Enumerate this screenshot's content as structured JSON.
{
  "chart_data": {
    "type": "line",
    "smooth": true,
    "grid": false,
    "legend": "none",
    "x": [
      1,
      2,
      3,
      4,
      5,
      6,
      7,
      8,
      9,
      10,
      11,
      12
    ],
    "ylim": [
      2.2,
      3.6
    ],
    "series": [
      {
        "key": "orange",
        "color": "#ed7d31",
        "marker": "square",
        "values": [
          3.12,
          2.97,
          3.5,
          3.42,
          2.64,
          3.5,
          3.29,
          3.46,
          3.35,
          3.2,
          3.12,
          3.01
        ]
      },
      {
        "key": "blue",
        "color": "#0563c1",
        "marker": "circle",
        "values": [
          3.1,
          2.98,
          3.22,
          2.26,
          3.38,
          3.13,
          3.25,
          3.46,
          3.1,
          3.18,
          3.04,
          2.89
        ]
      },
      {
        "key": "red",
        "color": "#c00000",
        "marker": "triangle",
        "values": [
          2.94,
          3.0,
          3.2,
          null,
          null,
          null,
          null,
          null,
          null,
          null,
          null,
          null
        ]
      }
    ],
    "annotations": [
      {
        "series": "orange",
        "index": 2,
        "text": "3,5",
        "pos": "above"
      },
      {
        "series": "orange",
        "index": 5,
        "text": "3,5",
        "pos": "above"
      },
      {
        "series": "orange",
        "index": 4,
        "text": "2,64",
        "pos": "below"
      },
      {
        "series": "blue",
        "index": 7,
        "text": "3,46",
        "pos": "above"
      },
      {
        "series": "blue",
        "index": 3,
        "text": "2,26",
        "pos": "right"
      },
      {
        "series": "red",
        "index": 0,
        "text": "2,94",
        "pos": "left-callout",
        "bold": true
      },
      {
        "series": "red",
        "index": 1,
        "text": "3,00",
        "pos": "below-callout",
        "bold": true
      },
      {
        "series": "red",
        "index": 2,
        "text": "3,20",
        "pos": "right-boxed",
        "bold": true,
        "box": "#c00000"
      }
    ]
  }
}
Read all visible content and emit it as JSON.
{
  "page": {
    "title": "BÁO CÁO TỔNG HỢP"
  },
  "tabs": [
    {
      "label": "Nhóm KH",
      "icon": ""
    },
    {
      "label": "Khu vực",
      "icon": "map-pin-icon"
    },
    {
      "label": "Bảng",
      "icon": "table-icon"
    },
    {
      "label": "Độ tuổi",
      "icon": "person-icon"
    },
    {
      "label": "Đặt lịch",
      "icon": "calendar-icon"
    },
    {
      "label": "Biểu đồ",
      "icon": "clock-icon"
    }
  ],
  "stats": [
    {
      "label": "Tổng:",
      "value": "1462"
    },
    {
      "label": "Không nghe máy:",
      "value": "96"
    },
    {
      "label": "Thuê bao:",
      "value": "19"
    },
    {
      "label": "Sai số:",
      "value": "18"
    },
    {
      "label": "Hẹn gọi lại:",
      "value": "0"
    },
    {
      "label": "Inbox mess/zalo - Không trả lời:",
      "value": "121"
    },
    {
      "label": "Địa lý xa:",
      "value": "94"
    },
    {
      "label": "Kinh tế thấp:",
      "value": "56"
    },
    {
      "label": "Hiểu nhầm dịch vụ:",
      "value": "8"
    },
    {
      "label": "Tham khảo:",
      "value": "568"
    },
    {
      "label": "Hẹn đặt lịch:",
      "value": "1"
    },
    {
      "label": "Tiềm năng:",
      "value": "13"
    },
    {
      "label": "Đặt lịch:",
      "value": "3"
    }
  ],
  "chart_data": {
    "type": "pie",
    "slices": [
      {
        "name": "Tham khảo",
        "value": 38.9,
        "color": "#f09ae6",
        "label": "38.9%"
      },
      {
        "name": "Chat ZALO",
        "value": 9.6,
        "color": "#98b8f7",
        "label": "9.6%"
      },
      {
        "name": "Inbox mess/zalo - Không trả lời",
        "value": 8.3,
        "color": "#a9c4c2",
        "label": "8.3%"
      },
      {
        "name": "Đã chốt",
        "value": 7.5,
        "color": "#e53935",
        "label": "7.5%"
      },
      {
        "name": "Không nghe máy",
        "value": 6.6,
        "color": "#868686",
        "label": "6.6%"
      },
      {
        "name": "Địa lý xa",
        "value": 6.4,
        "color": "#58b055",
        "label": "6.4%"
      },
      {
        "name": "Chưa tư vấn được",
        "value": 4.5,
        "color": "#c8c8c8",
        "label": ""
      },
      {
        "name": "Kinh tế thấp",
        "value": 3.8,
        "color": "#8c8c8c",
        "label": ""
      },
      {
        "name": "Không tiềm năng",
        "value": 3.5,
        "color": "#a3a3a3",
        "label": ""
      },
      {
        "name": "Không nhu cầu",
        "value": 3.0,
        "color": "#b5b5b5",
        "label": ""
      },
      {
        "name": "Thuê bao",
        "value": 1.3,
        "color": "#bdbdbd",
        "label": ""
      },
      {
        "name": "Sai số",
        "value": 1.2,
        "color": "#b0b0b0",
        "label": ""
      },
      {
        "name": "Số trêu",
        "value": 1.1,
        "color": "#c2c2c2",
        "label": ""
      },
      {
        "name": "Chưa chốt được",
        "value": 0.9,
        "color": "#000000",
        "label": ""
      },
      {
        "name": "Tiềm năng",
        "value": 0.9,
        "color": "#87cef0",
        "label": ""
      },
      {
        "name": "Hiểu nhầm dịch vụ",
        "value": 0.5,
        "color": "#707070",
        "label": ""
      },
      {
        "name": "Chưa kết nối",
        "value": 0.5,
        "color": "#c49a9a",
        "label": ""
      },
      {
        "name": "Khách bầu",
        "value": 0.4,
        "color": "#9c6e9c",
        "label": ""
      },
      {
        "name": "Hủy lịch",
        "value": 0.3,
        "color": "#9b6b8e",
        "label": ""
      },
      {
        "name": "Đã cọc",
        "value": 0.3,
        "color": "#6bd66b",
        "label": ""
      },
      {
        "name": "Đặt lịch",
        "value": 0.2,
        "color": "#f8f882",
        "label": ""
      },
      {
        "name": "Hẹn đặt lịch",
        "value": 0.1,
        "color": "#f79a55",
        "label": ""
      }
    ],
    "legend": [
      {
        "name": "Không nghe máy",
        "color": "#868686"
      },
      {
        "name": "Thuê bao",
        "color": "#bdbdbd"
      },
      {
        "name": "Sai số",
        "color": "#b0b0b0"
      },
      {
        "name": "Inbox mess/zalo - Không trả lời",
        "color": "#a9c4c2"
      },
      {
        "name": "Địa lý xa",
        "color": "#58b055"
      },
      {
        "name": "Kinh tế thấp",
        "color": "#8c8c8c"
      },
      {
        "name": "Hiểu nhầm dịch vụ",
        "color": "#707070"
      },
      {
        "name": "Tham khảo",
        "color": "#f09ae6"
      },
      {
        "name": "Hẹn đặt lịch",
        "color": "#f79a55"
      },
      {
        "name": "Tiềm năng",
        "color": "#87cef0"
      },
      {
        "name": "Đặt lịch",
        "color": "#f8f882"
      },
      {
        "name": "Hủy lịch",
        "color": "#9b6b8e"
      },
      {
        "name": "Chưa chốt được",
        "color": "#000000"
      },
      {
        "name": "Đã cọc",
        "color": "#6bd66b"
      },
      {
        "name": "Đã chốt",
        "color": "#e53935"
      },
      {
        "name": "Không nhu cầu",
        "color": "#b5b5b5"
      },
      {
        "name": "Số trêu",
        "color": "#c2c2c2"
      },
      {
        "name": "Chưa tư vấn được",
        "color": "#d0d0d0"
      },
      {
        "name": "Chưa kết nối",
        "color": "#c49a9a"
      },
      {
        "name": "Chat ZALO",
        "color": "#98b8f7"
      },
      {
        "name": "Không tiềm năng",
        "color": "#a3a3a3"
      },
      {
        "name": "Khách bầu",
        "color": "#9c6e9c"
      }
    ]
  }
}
=-=-=
(Job): All of the material must be reproduced exactly.

(Completed task):
Enumerate this screenshot's content as structured JSON.
{
  "chart_data": {
    "type": "line",
    "smooth": true,
    "grid": false,
    "legend": "none",
    "x": [
      1,
      2,
      3,
      4,
      5,
      6,
      7,
      8,
      9,
      10,
      11,
      12
    ],
    "ylim": [
      2.2,
      3.6
    ],
    "series": [
      {
        "key": "orange",
        "color": "#ed7d31",
        "marker": "square",
        "values": [
          3.12,
          2.97,
          3.5,
          3.42,
          2.64,
          3.5,
          3.29,
          3.46,
          3.35,
          3.2,
          3.12,
          3.01
        ]
      },
      {
        "key": "blue",
        "color": "#0563c1",
        "marker": "circle",
        "values": [
          3.1,
          2.98,
          3.22,
          2.26,
          3.38,
          3.13,
          3.25,
          3.46,
          3.1,
          3.18,
          3.04,
          2.89
        ]
      },
      {
        "key": "red",
        "color": "#c00000",
        "marker": "triangle",
        "values": [
          2.94,
          3.0,
          3.2,
          null,
          null,
          null,
          null,
          null,
          null,
          null,
          null,
          null
        ]
      }
    ],
    "annotations": [
      {
        "series": "orange",
        "index": 2,
        "text": "3,5",
        "pos": "above"
      },
      {
        "series": "orange",
        "index": 5,
        "text": "3,5",
        "pos": "above"
      },
      {
        "series": "orange",
        "index": 4,
        "text": "2,64",
        "pos": "below"
      },
      {
        "series": "blue",
        "index": 7,
        "text": "3,46",
        "pos": "above"
      },
      {
        "series": "blue",
        "index": 3,
        "text": "2,26",
        "pos": "right"
      },
      {
        "series": "red",
        "index": 0,
        "text": "2,94",
        "pos": "left-callout",
        "bold": true
      },
      {
        "series": "red",
        "index": 1,
        "text": "3,00",
        "pos": "below-callout",
        "bold": true
      },
      {
        "series": "red",
        "index": 2,
        "text": "3,20",
        "pos": "right-boxed",
        "bold": true,
        "box": "#c00000"
      }
    ]
  }
}
Read all visible content and emit it as JSON.
{
  "page": {
    "title": "BÁO CÁO TỔNG HỢP"
  },
  "tabs": [
    {
      "label": "Nhóm KH",
      "icon": ""
    },
    {
      "label": "Khu vực",
      "icon": "map-pin-icon"
    },
    {
      "label": "Bảng",
      "icon": "table-icon"
    },
    {
      "label": "Độ tuổi",
      "icon": "person-icon"
    },
    {
      "label": "Đặt lịch",
      "icon": "calendar-icon"
    },
    {
      "label": "Biểu đồ",
      "icon": "clock-icon"
    }
  ],
  "stats": [
    {
      "label": "Tổng:",
      "value": "1462"
    },
    {
      "label": "Không nghe máy:",
      "value": "96"
    },
    {
      "label": "Thuê bao:",
      "value": "19"
    },
    {
      "label": "Sai số:",
      "value": "18"
    },
    {
      "label": "Hẹn gọi lại:",
      "value": "0"
    },
    {
      "label": "Inbox mess/zalo - Không trả lời:",
      "value": "121"
    },
    {
      "label": "Địa lý xa:",
      "value": "94"
    },
    {
      "label": "Kinh tế thấp:",
      "value": "56"
    },
    {
      "label": "Hiểu nhầm dịch vụ:",
      "value": "8"
    },
    {
      "label": "Tham khảo:",
      "value": "568"
    },
    {
      "label": "Hẹn đặt lịch:",
      "value": "1"
    },
    {
      "label": "Tiềm năng:",
      "value": "13"
    },
    {
      "label": "Đặt lịch:",
      "value": "3"
    }
  ],
  "chart_data": {
    "type": "pie",
    "slices": [
      {
        "name": "Tham khảo",
        "value": 38.9,
        "color": "#f09ae6",
        "label": "38.9%"
      },
      {
        "name": "Chat ZALO",
        "value": 9.6,
        "color": "#98b8f7",
        "label": "9.6%"
      },
      {
        "name": "Inbox mess/zalo - Không trả lời",
        "value": 8.3,
        "color": "#a9c4c2",
        "label": "8.3%"
      },
      {
        "name": "Đã chốt",
        "value": 7.5,
        "color": "#e53935",
        "label": "7.5%"
      },
      {
        "name": "Không nghe máy",
        "value": 6.6,
        "color": "#868686",
        "label": "6.6%"
      },
      {
        "name": "Địa lý xa",
        "value": 6.4,
        "color": "#58b055",
        "label": "6.4%"
      },
      {
        "name": "Chưa tư vấn được",
        "value": 4.5,
        "color": "#c8c8c8",
        "label": ""
      },
      {
        "name": "Kinh tế thấp",
        "value": 3.8,
        "color": "#8c8c8c",
        "label": ""
      },
      {
        "name": "Không tiềm năng",
        "value": 3.5,
        "color": "#a3a3a3",
        "label": ""
      },
      {
        "name": "Không nhu cầu",
        "value": 3.0,
        "color": "#b5b5b5",
        "label": ""
      },
      {
        "name": "Thuê bao",
        "value": 1.3,
        "color": "#bdbdbd",
        "label": ""
      },
      {
        "name": "Sai số",
        "value": 1.2,
        "color": "#b0b0b0",
        "label": ""
      },
      {
        "name": "Số trêu",
        "value": 1.1,
        "color": "#c2c2c2",
        "label": ""
      },
      {
        "name": "Chưa chốt được",
        "value": 0.9,
        "color": "#000000",
        "label": ""
      },
      {
        "name": "Tiềm năng",
        "value": 0.9,
        "color": "#87cef0",
        "label": ""
      },
      {
        "name": "Hiểu nhầm dịch vụ",
        "value": 0.5,
        "color": "#707070",
        "label": ""
      },
      {
        "name": "Chưa kết nối",
        "value": 0.5,
        "color": "#c49a9a",
        "label": ""
      },
      {
        "name": "Khách bầu",
        "value": 0.4,
        "color": "#9c6e9c",
        "label": ""
      },
      {
        "name": "Hủy lịch",
        "value": 0.3,
        "color": "#9b6b8e",
        "label": ""
      },
      {
        "name": "Đã cọc",
        "value": 0.3,
        "color": "#6bd66b",
        "label": ""
      },
      {
        "name": "Đặt lịch",
        "value": 0.2,
        "color": "#f8f882",
        "label": ""
      },
      {
        "name": "Hẹn đặt lịch",
        "value": 0.1,
        "color": "#f79a55",
        "label": ""
      }
    ],
    "legend": [
      {
        "name": "Không nghe máy",
        "color": "#868686"
      },
      {
        "name": "Thuê bao",
        "color": "#bdbdbd"
      },
      {
        "name": "Sai số",
        "color": "#b0b0b0"
      },
      {
        "name": "Inbox mess/zalo - Không trả lời",
        "color": "#a9c4c2"
      },
      {
        "name": "Địa lý xa",
        "color": "#58b055"
      },
      {
        "name": "Kinh tế thấp",
        "color": "#8c8c8c"
      },
      {
        "name": "Hiểu nhầm dịch vụ",
        "color": "#707070"
      },
      {
        "name": "Tham khảo",
        "color": "#f09ae6"
      },
      {
        "name": "Hẹn đặt lịch",
        "color": "#f79a55"
      },
      {
        "name": "Tiềm năng",
        "color": "#87cef0"
      },
      {
        "name": "Đặt lịch",
        "color": "#f8f882"
      },
      {
        "name": "Hủy lịch",
        "color": "#9b6b8e"
      },
      {
        "name": "Chưa chốt được",
        "color": "#000000"
      },
      {
        "name": "Đã cọc",
        "color": "#6bd66b"
      },
      {
        "name": "Đã chốt",
        "color": "#e53935"
      },
      {
        "name": "Không nhu cầu",
        "color": "#b5b5b5"
      },
      {
        "name": "Số trêu",
        "color": "#c2c2c2"
      },
      {
        "name": "Chưa tư vấn được",
        "color": "#d0d0d0"
      },
      {
        "name": "Chưa kết nối",
        "color": "#c49a9a"
      },
      {
        "name": "Chat ZALO",
        "color": "#98b8f7"
      },
      {
        "name": "Không tiềm năng",
        "color": "#a3a3a3"
      },
      {
        "name": "Khách bầu",
        "color": "#9c6e9c"
      }
    ]
  }
}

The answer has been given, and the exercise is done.